→ What is asked
Check each line of the material below for "this", then copy the ones that contain it.

________

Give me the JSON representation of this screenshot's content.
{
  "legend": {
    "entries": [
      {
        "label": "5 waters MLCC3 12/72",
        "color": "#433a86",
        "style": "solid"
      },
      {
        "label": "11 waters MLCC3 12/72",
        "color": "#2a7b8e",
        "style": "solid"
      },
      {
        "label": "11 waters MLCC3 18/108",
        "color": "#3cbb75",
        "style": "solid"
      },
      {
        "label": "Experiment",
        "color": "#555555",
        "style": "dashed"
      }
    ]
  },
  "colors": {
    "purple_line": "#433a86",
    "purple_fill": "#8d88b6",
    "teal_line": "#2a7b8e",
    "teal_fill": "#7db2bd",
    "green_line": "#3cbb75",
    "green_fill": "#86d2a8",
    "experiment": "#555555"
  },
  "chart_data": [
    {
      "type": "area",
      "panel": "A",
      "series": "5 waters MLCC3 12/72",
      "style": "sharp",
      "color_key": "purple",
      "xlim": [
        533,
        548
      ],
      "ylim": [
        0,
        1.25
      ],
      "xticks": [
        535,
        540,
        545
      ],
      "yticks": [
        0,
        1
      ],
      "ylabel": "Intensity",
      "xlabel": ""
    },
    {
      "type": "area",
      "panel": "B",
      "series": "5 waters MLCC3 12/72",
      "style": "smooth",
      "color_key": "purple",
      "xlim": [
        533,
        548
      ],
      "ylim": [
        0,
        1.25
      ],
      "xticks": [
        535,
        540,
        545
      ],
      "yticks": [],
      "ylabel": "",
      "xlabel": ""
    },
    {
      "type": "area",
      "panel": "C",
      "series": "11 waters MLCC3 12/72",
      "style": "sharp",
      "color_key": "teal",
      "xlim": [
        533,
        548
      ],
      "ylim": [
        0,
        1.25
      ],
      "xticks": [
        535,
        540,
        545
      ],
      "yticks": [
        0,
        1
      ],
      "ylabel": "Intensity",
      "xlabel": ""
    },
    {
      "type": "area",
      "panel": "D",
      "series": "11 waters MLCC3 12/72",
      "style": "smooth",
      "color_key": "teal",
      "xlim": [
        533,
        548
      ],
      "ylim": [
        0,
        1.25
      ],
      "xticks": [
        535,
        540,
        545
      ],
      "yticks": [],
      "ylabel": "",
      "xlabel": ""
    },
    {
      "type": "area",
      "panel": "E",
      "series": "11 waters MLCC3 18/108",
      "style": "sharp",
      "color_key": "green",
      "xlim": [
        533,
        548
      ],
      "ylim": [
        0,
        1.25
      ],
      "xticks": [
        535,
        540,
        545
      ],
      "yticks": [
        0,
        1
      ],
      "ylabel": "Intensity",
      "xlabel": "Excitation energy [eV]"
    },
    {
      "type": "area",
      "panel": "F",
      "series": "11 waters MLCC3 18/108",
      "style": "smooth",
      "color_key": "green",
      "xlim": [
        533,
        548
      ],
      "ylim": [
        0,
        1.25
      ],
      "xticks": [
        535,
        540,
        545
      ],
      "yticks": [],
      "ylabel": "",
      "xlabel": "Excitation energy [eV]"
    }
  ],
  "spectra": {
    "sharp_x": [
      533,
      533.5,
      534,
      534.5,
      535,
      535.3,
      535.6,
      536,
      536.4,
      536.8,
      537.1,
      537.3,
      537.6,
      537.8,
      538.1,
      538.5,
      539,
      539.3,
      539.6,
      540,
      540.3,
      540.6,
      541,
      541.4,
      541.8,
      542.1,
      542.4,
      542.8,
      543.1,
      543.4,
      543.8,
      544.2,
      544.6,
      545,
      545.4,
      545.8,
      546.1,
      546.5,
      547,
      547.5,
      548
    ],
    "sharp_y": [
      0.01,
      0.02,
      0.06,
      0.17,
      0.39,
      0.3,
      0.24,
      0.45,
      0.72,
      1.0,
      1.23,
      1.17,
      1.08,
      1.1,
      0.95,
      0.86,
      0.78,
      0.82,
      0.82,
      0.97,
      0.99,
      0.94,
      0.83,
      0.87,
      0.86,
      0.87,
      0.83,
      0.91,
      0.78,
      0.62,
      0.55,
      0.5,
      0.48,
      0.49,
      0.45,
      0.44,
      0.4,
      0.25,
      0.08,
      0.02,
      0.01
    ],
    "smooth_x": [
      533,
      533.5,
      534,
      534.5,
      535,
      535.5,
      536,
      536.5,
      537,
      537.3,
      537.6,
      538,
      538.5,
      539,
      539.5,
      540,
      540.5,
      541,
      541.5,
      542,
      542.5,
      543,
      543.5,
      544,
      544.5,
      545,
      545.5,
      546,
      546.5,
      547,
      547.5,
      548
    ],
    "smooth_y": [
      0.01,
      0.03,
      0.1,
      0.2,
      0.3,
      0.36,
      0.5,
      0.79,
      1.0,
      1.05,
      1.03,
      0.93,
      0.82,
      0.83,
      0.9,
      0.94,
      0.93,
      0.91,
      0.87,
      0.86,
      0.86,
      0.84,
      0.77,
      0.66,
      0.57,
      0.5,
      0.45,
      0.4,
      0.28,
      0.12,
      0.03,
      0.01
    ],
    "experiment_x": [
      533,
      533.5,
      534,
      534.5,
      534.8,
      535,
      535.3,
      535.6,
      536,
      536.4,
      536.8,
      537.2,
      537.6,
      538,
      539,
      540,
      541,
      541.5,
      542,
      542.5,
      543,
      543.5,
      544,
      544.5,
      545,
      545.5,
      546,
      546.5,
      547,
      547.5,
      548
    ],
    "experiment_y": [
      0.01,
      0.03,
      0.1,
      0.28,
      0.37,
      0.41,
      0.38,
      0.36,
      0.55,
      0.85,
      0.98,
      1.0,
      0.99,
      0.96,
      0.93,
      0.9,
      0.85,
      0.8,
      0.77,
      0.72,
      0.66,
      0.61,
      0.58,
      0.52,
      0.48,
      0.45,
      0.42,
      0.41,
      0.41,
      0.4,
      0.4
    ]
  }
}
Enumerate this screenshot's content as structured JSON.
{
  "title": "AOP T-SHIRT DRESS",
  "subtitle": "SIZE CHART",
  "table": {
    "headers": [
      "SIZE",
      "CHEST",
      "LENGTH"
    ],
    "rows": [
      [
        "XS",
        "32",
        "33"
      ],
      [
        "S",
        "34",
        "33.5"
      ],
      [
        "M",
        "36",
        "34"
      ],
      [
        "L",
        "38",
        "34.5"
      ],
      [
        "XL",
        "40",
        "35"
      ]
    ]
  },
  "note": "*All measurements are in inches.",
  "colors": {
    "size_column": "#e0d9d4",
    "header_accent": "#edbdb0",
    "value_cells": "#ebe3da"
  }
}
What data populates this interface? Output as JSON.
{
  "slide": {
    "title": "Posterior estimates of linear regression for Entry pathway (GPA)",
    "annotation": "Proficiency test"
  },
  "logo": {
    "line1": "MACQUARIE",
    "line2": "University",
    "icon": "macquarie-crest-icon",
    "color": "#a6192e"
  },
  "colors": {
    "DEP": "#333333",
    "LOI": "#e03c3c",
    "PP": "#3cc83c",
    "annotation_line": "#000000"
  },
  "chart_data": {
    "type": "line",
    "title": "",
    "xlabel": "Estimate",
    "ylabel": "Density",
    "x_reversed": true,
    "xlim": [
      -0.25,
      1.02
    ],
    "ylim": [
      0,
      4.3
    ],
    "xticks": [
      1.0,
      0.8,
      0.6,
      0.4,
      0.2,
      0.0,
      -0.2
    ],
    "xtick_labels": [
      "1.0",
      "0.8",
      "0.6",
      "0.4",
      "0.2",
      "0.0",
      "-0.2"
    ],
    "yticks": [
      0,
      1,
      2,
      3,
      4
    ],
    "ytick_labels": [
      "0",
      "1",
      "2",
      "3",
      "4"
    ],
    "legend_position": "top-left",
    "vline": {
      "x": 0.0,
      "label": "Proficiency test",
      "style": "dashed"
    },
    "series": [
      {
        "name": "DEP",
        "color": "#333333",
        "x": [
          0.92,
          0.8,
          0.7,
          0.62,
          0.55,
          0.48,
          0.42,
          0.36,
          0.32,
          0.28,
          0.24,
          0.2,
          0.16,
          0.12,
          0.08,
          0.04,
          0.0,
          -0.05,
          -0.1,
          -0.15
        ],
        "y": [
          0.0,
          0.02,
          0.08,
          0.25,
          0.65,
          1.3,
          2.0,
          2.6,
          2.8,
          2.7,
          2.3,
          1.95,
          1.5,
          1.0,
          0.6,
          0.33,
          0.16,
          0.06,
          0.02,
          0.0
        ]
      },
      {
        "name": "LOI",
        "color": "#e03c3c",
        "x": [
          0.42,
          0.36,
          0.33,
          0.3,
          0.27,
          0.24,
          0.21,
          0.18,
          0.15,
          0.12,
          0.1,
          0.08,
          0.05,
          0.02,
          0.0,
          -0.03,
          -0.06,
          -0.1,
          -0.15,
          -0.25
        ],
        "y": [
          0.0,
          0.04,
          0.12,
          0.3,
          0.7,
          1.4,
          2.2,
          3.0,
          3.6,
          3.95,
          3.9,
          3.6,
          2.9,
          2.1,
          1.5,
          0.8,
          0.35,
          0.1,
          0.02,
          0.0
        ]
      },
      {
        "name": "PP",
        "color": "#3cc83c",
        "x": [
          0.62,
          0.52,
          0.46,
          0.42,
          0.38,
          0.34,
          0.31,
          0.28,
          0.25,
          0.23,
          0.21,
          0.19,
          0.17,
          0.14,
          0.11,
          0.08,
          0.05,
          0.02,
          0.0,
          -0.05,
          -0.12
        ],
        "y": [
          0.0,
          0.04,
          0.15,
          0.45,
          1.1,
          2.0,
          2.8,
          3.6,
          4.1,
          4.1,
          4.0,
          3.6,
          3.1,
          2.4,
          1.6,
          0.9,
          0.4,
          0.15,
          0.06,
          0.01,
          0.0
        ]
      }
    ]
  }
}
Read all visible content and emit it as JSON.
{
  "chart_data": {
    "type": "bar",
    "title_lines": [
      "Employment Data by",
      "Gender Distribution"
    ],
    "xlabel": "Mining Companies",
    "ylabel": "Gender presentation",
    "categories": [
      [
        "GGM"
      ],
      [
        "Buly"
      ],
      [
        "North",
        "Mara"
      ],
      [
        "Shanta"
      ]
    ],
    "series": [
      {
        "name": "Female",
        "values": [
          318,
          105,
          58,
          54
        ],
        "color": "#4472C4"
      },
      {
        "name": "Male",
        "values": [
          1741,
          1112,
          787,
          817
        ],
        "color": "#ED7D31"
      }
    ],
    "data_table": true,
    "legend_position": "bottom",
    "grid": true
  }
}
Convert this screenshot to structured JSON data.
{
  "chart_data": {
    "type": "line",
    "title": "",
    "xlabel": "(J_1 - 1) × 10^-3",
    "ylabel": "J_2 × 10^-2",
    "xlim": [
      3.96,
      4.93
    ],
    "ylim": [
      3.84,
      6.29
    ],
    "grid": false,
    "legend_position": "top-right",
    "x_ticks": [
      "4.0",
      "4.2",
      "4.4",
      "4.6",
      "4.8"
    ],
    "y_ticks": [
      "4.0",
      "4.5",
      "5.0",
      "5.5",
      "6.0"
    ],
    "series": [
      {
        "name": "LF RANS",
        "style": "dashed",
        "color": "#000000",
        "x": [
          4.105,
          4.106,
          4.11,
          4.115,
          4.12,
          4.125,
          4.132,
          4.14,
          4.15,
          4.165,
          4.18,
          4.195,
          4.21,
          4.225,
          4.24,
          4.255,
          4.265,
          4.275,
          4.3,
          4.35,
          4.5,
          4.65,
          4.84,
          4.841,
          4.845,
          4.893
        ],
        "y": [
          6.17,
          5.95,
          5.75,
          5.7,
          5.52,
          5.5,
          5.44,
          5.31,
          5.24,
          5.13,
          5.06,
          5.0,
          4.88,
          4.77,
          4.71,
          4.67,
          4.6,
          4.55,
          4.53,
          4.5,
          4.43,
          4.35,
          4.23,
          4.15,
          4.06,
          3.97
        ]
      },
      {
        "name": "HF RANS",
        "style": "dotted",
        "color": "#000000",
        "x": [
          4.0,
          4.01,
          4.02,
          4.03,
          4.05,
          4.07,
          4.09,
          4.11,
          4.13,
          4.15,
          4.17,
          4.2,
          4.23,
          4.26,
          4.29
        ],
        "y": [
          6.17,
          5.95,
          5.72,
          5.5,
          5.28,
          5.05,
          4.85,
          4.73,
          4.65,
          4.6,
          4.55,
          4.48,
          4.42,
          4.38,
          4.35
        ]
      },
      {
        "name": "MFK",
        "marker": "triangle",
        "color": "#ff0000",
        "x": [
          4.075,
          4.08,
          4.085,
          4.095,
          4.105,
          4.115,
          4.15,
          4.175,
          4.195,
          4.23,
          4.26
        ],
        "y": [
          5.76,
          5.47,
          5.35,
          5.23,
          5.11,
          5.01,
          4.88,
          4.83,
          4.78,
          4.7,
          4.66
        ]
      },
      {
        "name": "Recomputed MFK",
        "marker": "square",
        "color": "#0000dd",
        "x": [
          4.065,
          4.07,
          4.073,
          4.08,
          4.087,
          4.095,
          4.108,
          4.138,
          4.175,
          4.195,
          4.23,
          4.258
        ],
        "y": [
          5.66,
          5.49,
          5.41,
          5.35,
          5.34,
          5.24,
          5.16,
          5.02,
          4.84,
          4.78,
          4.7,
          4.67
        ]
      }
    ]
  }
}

________

→ Output of the exercise
Give me the JSON representation of this screenshot's content.
Enumerate this screenshot's content as structured JSON.
What data populates this interface? Output as JSON.
Convert this screenshot to structured JSON data.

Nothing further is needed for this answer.